**RECORD EXTRACTS**:

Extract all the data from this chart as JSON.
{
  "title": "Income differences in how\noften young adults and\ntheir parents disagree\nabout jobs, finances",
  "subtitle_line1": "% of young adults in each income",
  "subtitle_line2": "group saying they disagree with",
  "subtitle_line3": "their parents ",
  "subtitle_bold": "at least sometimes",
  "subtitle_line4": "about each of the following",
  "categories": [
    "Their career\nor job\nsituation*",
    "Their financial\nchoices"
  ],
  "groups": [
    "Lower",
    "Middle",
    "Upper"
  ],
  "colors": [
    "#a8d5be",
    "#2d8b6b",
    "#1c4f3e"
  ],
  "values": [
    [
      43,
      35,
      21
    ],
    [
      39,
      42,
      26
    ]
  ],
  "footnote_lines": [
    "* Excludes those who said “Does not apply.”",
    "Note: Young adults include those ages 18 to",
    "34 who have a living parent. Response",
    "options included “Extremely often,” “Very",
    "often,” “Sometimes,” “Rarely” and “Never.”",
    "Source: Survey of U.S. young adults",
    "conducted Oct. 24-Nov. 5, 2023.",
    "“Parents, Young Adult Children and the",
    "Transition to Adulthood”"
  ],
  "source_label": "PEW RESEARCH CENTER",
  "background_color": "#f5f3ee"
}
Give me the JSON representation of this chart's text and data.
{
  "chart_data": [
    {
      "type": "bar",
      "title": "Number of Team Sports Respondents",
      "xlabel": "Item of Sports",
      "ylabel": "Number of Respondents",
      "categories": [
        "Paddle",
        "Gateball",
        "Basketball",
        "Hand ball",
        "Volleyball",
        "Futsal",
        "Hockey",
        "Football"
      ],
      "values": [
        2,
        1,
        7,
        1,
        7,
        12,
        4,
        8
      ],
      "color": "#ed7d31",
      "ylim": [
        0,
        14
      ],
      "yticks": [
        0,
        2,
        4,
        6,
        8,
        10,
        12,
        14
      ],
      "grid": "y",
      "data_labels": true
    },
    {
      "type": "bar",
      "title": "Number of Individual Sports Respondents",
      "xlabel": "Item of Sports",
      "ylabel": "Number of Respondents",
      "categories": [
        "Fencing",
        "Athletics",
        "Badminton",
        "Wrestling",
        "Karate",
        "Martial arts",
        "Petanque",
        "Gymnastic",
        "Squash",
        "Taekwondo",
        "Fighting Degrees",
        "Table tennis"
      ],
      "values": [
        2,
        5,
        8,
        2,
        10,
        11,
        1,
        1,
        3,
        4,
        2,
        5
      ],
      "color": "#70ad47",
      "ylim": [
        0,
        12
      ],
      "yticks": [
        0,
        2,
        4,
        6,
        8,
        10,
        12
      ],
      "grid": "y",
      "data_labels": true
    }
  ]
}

**DIRECTIONS FOR THIS TASK**:
From the entries above, pull out each line that includes "Number".

**EXPECTED ANSWER**:
      "title": "Number of Team Sports Respondents",
      "ylabel": "Number of Respondents",
      "title": "Number of Individual Sports Respondents",
      "ylabel": "Number of Respondents",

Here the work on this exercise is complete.